• [RECORDS FOR THIS EXERCISE]
◇ ◇ ◇ ◇

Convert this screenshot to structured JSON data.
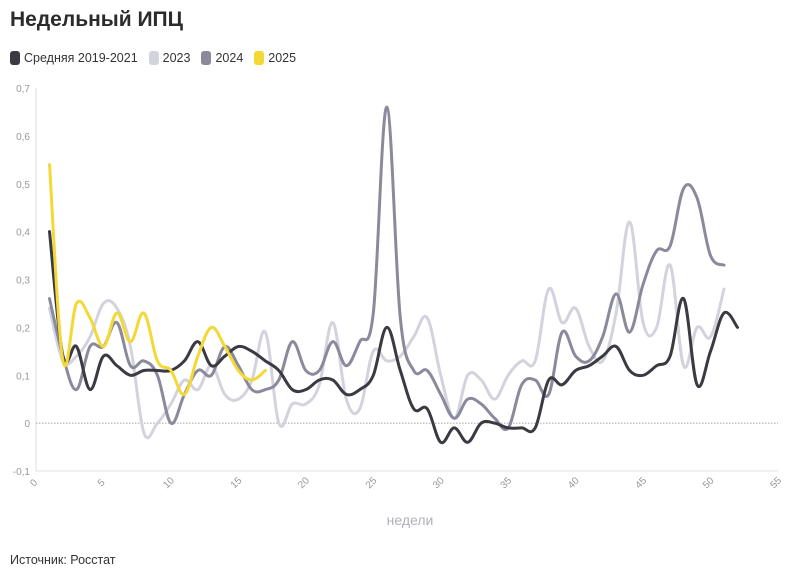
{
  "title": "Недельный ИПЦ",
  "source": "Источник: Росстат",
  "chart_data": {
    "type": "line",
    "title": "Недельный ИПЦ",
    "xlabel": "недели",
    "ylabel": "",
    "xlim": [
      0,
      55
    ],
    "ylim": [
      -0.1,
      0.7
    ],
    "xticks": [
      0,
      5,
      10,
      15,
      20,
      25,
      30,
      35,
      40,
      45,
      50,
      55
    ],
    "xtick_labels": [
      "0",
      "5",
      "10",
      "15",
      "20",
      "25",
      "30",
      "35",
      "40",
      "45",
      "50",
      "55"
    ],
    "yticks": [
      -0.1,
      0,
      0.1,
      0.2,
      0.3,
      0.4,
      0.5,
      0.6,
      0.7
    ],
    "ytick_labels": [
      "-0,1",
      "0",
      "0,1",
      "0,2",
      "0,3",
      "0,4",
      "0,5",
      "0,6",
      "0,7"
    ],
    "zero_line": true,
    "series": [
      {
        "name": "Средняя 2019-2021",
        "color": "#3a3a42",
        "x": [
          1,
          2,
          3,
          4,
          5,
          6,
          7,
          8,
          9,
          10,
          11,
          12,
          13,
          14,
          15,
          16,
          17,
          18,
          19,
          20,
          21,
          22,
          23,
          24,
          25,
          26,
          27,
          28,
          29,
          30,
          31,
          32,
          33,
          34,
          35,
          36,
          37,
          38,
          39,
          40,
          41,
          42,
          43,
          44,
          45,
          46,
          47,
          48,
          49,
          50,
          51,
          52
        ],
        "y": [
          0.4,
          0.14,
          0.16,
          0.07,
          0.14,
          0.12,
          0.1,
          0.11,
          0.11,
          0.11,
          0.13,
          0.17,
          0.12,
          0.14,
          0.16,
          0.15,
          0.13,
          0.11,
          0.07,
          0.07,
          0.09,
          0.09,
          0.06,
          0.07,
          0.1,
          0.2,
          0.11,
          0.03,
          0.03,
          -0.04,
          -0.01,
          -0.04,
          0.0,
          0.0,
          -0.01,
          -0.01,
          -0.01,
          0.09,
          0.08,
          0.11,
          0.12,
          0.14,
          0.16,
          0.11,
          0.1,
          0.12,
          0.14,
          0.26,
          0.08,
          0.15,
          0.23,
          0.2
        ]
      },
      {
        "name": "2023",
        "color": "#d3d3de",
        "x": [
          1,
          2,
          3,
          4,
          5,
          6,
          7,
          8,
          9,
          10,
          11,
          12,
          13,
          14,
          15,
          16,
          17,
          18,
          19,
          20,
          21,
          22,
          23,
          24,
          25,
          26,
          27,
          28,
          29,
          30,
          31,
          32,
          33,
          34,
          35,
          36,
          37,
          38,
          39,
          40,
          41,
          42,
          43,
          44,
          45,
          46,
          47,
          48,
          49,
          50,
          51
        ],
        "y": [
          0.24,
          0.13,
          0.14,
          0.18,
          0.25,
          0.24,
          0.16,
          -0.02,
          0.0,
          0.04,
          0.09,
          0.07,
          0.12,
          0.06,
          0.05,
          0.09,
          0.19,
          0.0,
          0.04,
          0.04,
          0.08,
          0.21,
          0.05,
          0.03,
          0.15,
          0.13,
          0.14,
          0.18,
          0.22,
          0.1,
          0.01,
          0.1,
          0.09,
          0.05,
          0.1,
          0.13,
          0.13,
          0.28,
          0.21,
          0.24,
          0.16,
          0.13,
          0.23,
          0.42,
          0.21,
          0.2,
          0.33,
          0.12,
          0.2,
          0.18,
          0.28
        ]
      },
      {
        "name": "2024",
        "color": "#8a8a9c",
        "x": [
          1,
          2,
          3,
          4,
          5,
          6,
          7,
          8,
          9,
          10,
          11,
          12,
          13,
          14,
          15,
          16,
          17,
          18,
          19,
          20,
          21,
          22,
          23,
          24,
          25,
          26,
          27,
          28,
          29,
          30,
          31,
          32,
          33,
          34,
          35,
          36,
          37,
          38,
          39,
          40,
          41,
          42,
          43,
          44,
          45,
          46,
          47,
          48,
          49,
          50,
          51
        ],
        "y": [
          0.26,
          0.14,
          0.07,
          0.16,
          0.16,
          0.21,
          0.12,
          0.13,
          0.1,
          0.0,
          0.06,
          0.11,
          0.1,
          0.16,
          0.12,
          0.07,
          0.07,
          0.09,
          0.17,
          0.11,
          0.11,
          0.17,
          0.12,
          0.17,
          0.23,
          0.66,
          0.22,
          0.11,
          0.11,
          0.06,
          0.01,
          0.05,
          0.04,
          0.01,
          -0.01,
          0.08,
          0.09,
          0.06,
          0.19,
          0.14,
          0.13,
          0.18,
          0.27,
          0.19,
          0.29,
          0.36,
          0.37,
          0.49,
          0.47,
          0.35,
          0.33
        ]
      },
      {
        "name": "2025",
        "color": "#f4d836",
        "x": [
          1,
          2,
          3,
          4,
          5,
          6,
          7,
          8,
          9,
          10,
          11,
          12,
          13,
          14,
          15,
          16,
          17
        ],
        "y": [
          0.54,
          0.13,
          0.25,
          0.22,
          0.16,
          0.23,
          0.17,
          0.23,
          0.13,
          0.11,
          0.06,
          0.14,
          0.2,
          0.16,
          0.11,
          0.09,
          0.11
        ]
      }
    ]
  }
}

◇ ◇ ◇ ◇

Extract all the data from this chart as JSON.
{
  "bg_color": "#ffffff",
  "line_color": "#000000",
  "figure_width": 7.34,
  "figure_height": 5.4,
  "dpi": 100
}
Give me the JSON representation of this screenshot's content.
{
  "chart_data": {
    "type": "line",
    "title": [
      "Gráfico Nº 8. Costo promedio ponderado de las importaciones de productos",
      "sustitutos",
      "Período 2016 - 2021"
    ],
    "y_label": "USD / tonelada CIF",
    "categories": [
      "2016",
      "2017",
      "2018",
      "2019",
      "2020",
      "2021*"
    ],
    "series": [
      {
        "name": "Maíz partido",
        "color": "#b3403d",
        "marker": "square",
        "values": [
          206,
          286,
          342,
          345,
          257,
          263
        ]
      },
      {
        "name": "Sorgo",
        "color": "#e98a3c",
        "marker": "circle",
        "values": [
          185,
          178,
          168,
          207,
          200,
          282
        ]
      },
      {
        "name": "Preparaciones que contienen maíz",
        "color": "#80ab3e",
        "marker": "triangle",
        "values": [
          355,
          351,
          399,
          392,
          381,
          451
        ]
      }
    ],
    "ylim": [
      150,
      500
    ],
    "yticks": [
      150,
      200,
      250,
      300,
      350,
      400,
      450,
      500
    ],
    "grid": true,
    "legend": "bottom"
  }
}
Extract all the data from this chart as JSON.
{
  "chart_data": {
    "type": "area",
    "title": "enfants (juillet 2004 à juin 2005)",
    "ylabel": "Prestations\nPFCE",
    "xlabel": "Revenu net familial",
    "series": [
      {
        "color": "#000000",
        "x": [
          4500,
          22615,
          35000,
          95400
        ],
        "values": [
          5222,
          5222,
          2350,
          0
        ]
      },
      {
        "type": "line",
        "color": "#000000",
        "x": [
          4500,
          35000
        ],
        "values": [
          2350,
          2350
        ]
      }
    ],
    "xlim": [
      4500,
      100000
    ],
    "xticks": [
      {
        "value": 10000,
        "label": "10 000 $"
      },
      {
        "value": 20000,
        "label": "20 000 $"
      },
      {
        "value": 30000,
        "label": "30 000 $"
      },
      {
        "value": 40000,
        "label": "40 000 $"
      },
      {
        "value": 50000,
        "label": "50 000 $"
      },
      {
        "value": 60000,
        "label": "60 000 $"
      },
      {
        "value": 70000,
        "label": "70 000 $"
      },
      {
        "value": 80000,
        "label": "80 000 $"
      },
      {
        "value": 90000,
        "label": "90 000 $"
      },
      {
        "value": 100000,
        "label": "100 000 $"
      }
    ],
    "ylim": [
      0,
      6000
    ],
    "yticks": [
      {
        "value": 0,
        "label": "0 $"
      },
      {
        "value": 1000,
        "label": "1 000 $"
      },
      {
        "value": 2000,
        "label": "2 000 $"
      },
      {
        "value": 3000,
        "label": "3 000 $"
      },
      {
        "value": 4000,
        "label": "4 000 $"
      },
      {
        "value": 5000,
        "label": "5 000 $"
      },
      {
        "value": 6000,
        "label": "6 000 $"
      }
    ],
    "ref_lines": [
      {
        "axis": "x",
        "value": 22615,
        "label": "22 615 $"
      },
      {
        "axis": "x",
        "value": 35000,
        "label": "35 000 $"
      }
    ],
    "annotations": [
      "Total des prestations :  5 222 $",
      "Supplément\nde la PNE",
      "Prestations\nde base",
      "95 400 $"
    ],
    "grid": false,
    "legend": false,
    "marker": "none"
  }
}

◇ ◇ ◇ ◇

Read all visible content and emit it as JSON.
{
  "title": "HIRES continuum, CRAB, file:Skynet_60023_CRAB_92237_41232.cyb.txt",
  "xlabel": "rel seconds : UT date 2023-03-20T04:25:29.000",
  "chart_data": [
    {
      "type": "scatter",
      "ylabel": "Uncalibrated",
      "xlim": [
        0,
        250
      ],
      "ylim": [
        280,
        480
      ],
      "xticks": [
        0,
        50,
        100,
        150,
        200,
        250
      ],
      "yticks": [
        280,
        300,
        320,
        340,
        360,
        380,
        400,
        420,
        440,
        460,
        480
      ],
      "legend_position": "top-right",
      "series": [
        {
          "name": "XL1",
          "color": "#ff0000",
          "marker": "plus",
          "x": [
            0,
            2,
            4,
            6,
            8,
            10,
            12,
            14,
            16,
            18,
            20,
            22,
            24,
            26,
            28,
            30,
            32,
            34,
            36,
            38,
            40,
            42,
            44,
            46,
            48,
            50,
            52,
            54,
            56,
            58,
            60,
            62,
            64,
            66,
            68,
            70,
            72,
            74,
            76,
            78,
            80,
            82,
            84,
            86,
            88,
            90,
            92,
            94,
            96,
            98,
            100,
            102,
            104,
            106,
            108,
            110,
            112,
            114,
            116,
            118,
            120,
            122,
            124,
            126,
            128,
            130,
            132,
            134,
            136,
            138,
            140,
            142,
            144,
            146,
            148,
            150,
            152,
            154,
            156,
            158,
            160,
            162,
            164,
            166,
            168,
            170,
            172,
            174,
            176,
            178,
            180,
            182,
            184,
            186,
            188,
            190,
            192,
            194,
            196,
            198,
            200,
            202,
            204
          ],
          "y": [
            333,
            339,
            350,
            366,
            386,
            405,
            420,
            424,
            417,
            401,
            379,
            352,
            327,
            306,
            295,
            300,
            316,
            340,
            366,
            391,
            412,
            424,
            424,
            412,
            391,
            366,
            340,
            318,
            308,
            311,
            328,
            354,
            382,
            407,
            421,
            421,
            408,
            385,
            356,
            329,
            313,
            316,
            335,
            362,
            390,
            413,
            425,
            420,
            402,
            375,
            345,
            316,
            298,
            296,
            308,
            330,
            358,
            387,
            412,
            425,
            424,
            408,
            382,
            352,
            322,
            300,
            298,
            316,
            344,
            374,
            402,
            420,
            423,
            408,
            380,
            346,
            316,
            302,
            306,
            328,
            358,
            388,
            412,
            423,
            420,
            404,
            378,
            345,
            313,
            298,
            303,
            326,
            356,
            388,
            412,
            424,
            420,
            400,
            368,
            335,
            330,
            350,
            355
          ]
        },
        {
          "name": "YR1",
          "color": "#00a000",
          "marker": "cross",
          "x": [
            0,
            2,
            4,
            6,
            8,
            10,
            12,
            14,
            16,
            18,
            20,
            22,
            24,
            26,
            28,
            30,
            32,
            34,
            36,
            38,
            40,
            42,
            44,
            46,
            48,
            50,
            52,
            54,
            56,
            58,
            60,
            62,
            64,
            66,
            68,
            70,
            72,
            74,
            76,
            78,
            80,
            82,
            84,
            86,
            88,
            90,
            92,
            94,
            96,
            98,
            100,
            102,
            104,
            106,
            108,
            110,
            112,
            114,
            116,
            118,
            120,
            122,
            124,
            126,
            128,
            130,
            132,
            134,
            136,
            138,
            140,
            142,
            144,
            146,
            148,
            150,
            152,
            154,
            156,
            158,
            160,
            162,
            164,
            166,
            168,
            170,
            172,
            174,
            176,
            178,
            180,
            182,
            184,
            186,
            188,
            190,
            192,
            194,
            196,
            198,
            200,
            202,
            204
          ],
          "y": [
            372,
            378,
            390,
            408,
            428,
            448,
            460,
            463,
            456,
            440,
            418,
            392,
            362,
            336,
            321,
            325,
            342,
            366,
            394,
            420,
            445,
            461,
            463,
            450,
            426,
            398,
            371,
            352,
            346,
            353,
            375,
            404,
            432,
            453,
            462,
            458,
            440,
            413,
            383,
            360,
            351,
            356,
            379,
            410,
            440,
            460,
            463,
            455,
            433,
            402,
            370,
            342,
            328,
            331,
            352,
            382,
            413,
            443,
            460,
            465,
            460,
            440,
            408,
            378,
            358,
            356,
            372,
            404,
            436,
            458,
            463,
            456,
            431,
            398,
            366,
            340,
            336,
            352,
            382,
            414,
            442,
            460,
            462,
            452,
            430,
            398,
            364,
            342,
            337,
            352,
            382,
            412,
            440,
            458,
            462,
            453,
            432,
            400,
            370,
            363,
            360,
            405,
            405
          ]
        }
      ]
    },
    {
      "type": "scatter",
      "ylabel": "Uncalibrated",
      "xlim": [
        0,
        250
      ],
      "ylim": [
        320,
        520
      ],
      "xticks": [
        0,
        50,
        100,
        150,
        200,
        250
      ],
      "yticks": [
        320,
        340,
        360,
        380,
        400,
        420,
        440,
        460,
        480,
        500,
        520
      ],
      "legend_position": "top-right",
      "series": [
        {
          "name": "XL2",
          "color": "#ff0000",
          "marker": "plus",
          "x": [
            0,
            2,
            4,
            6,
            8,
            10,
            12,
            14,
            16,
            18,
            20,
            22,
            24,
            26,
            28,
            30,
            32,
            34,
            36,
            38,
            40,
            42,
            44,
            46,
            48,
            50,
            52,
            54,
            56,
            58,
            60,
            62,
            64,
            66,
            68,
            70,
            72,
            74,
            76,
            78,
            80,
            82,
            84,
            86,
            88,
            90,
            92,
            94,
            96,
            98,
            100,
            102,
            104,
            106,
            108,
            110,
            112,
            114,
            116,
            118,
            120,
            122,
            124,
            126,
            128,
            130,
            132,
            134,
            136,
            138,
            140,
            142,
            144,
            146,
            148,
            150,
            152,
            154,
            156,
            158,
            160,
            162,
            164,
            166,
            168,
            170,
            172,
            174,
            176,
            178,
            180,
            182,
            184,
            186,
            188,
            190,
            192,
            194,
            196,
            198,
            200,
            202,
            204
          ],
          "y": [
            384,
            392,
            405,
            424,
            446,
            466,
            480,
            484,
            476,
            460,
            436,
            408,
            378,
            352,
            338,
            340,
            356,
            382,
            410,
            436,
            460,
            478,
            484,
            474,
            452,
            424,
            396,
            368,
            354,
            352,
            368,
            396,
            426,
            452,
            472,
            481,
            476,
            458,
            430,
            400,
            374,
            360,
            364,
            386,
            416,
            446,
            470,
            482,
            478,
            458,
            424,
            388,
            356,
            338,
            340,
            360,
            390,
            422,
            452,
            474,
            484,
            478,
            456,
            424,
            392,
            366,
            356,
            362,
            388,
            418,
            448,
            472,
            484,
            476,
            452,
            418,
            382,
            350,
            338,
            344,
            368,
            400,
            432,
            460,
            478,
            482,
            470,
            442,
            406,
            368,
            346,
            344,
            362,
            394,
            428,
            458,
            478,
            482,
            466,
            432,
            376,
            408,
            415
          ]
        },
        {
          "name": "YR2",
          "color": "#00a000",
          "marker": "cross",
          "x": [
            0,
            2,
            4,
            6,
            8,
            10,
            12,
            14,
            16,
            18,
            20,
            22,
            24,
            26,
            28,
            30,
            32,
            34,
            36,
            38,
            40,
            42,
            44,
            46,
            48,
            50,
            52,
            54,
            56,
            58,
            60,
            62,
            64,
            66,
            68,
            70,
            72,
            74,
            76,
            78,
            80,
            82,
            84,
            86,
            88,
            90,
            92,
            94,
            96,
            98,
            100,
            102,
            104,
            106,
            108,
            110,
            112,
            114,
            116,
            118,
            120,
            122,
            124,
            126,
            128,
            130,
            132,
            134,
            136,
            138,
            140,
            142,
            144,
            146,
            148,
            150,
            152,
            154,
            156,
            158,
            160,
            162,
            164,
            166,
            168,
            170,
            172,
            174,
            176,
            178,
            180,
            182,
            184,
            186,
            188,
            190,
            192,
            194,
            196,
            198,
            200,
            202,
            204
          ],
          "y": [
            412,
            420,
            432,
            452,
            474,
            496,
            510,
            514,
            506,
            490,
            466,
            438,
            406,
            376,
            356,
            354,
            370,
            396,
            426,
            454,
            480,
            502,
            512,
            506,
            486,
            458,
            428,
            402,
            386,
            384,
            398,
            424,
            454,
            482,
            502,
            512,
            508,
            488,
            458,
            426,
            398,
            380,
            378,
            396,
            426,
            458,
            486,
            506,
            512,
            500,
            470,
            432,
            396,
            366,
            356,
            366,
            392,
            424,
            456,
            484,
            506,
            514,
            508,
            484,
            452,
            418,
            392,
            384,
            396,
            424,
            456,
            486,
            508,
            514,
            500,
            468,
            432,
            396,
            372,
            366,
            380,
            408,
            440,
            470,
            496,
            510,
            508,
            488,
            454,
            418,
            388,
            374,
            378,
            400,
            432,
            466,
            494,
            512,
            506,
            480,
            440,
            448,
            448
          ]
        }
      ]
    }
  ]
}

◇ ◇ ◇ ◇

• [WHAT NEEDS TO BE DONE] Wherever "screenshot" shows up in a line, copy that line.

• [FINISHED ANSWER]
Convert this screenshot to structured JSON data.
Give me the JSON representation of this screenshot's content.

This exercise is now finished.